### Directive
Scan the data below. Pull out each line where "screenshot" occurs.

### Records shown
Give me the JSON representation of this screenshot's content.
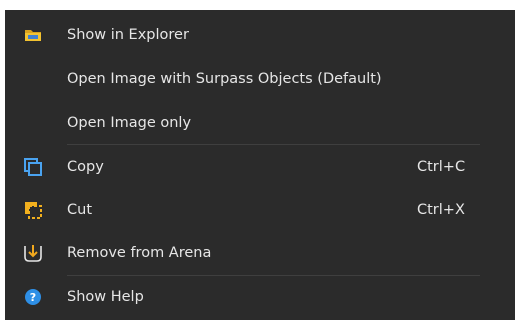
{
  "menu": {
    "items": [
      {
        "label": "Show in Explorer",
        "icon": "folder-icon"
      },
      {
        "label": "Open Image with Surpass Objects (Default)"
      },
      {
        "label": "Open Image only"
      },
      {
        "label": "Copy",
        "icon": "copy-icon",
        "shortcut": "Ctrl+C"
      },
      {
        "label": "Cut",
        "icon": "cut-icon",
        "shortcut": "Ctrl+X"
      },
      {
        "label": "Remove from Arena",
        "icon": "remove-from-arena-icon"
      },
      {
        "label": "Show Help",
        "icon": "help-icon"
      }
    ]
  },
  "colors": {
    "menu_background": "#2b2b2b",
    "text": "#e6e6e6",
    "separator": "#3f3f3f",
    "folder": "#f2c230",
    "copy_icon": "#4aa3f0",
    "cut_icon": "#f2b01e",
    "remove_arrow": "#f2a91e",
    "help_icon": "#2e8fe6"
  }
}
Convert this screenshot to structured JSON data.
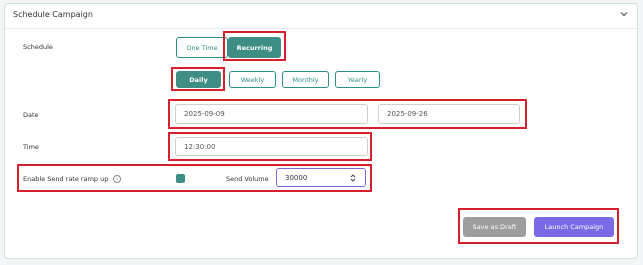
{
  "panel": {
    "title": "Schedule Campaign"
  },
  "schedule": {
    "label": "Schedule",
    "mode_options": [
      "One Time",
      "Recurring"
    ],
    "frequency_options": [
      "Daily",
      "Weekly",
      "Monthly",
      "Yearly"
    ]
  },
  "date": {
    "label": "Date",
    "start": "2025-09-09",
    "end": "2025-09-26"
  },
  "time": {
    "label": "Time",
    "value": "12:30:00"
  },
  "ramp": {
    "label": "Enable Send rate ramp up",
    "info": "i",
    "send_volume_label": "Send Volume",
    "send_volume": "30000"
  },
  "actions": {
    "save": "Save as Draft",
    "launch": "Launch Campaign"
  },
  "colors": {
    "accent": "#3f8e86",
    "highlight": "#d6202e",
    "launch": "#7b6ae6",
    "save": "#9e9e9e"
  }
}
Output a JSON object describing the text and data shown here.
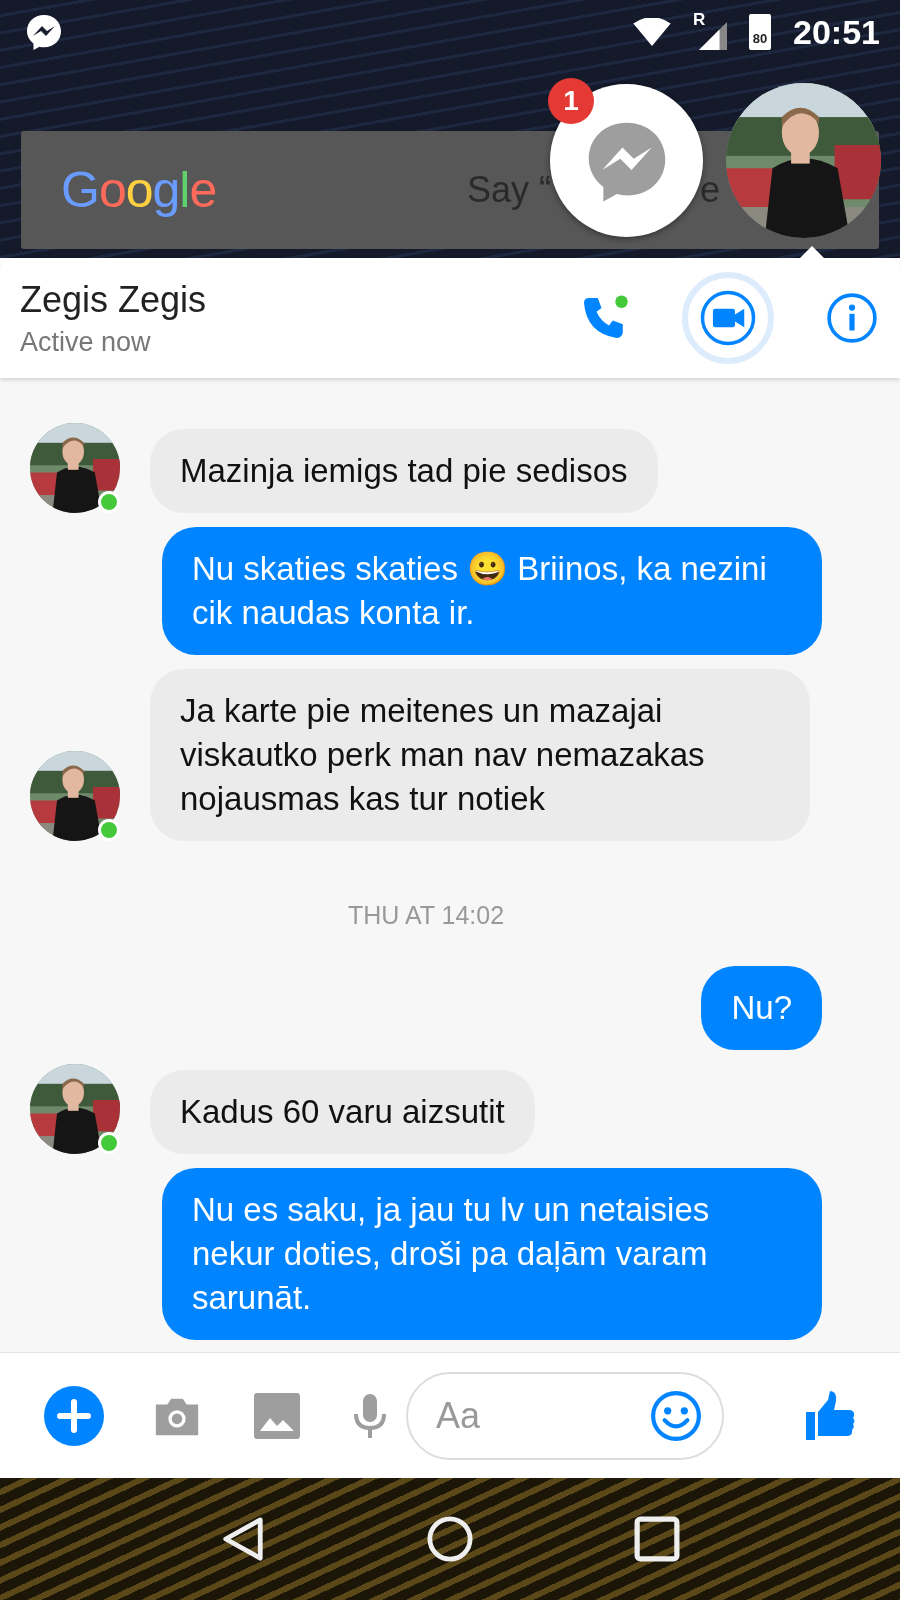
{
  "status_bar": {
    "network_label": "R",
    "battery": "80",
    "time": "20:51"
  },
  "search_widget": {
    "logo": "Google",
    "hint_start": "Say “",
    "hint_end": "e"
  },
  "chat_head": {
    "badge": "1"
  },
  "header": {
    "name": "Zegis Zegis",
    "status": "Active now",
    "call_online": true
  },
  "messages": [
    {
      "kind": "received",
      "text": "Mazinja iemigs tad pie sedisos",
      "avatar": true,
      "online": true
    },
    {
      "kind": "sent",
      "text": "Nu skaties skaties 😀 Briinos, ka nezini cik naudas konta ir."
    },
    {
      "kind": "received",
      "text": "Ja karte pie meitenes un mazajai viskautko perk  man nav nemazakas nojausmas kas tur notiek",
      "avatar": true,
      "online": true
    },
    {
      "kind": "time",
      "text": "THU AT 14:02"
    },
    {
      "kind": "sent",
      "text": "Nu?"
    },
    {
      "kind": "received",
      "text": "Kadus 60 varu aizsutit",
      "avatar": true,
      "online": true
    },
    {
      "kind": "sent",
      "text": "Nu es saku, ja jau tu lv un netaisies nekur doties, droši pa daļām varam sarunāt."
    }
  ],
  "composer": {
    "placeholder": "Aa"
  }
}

==

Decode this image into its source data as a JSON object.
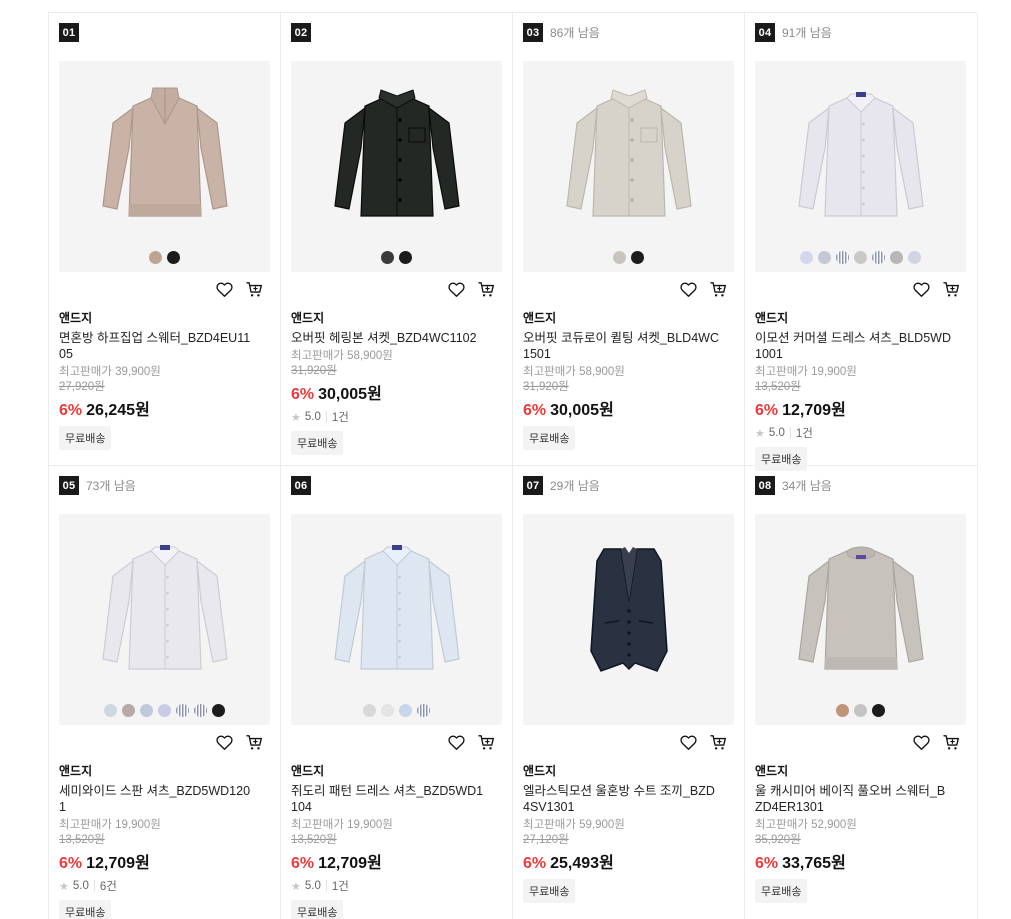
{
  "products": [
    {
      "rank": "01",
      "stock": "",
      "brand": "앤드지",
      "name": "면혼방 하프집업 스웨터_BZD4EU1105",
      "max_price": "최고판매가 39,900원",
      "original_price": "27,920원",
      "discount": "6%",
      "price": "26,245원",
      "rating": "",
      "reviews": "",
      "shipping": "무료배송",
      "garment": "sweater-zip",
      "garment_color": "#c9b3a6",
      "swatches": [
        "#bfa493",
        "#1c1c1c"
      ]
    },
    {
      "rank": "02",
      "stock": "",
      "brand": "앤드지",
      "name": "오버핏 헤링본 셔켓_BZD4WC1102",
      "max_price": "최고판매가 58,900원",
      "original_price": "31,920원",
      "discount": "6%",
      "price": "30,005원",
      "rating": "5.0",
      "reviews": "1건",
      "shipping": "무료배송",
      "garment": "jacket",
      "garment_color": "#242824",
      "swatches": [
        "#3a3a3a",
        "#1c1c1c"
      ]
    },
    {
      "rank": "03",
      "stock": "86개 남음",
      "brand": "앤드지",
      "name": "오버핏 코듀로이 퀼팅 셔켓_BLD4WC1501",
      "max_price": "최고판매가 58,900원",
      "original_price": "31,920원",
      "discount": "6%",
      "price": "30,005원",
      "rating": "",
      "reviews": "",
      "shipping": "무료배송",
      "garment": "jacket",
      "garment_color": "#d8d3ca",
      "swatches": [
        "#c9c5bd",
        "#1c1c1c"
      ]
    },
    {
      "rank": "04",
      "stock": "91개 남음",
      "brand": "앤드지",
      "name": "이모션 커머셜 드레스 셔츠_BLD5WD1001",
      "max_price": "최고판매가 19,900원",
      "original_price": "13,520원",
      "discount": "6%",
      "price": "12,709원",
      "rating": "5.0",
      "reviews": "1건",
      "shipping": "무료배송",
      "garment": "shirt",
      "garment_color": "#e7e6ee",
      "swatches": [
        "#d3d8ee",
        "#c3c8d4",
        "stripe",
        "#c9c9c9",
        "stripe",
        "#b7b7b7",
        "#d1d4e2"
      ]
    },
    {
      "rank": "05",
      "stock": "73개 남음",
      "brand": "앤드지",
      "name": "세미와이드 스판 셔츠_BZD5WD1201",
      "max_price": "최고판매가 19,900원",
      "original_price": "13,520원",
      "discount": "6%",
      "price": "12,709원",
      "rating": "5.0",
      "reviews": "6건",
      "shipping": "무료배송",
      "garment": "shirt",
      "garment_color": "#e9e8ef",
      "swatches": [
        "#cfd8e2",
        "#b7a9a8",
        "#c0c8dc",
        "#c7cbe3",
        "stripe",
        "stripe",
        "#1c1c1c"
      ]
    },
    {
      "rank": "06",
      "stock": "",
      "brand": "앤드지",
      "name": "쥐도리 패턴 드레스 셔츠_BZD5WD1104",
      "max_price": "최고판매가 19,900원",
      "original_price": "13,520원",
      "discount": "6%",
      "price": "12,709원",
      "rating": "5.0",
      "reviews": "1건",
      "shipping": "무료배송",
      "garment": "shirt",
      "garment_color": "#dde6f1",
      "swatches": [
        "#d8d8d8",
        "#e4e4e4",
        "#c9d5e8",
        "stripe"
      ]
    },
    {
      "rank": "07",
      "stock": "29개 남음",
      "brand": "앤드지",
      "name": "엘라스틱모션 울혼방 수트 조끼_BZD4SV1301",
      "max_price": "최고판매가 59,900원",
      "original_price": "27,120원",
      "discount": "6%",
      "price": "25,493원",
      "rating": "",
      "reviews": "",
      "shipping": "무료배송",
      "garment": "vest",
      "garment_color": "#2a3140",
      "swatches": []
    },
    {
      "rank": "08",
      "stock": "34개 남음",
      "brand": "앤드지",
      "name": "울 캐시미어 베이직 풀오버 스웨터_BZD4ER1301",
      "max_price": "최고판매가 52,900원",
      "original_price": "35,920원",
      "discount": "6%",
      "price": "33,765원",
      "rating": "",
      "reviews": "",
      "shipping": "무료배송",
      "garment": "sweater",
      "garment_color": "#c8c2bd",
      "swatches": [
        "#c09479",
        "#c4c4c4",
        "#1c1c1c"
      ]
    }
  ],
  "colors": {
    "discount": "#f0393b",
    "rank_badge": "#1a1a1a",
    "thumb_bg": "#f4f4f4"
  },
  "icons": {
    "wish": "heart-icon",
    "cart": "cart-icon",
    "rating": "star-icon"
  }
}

### Result
Give me the JSON representation of this screenshot's content.
Convert this screenshot to structured JSON data.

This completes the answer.